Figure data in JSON
──────────────────────────────

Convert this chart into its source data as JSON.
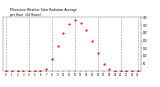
{
  "title_line1": "Milwaukee Weather Solar Radiation Average",
  "title_line2": "per Hour  (24 Hours)",
  "hours": [
    0,
    1,
    2,
    3,
    4,
    5,
    6,
    7,
    8,
    9,
    10,
    11,
    12,
    13,
    14,
    15,
    16,
    17,
    18,
    19,
    20,
    21,
    22,
    23
  ],
  "solar_values": [
    0,
    0,
    0,
    0,
    0,
    0,
    2,
    18,
    80,
    165,
    250,
    310,
    335,
    315,
    270,
    200,
    120,
    50,
    12,
    2,
    0,
    0,
    0,
    0
  ],
  "ylim": [
    0,
    350
  ],
  "yticks": [
    50,
    100,
    150,
    200,
    250,
    300,
    350
  ],
  "dot_color": "#ff0000",
  "bg_color": "#ffffff",
  "grid_color": "#999999",
  "title_color": "#000000",
  "tick_label_color": "#000000",
  "dot_size": 1.5,
  "vline_positions": [
    0,
    4,
    8,
    12,
    16,
    20,
    23
  ]
}
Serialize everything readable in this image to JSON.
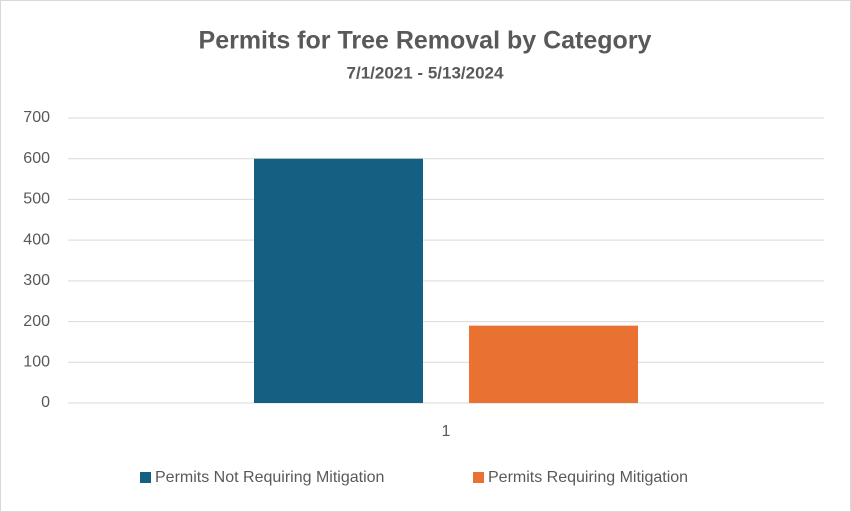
{
  "chart_data": {
    "type": "bar",
    "title": "Permits for Tree Removal by Category",
    "subtitle": "7/1/2021 - 5/13/2024",
    "categories": [
      "1"
    ],
    "series": [
      {
        "name": "Permits Not Requiring Mitigation",
        "color": "#156082",
        "values": [
          600
        ]
      },
      {
        "name": "Permits Requiring Mitigation",
        "color": "#e97132",
        "values": [
          190
        ]
      }
    ],
    "ylim": [
      0,
      700
    ],
    "yticks": [
      0,
      100,
      200,
      300,
      400,
      500,
      600,
      700
    ],
    "grid": true,
    "legend": "bottom"
  }
}
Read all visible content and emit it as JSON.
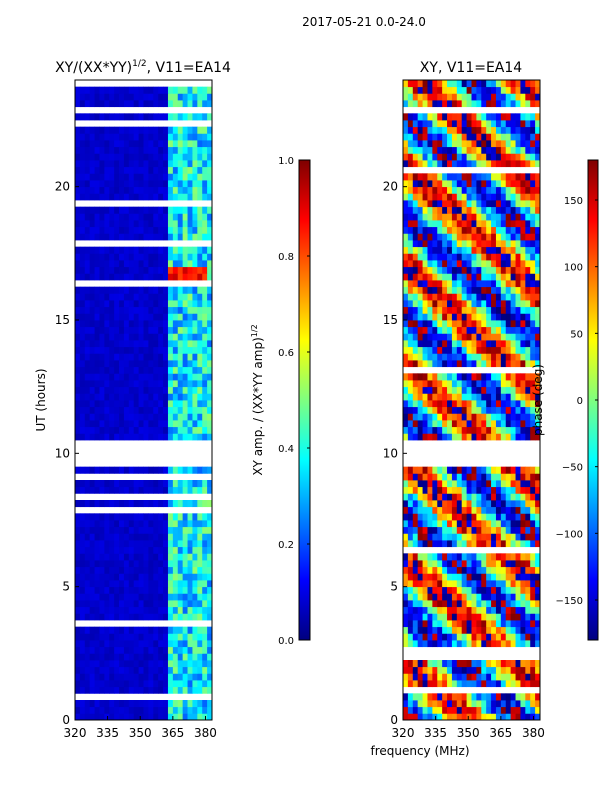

──────────────────────────────

### [The request]
Every record must be copied exactly, with the pictures left out.

### [Task result]
Convert this chart into its source data as JSON.
{
  "title_line1": "Milwaukee Weather Solar Radiation Average",
  "title_line2": "per Hour  (24 Hours)",
  "hours": [
    0,
    1,
    2,
    3,
    4,
    5,
    6,
    7,
    8,
    9,
    10,
    11,
    12,
    13,
    14,
    15,
    16,
    17,
    18,
    19,
    20,
    21,
    22,
    23
  ],
  "solar_values": [
    0,
    0,
    0,
    0,
    0,
    0,
    2,
    18,
    80,
    165,
    250,
    310,
    335,
    315,
    270,
    200,
    120,
    50,
    12,
    2,
    0,
    0,
    0,
    0
  ],
  "ylim": [
    0,
    350
  ],
  "yticks": [
    50,
    100,
    150,
    200,
    250,
    300,
    350
  ],
  "dot_color": "#ff0000",
  "bg_color": "#ffffff",
  "grid_color": "#999999",
  "title_color": "#000000",
  "tick_label_color": "#000000",
  "dot_size": 1.5,
  "vline_positions": [
    0,
    4,
    8,
    12,
    16,
    20,
    23
  ]
}
Serialize everything readable in this image to JSON.
{
  "chart_data": {
    "type": "bar",
    "title": "Permits for Tree Removal by Category",
    "subtitle": "7/1/2021 - 5/13/2024",
    "categories": [
      "1"
    ],
    "series": [
      {
        "name": "Permits Not Requiring Mitigation",
        "color": "#156082",
        "values": [
          600
        ]
      },
      {
        "name": "Permits Requiring Mitigation",
        "color": "#e97132",
        "values": [
          190
        ]
      }
    ],
    "ylim": [
      0,
      700
    ],
    "yticks": [
      0,
      100,
      200,
      300,
      400,
      500,
      600,
      700
    ],
    "grid": true,
    "legend": "bottom"
  }
}
Read all visible content and emit it as JSON.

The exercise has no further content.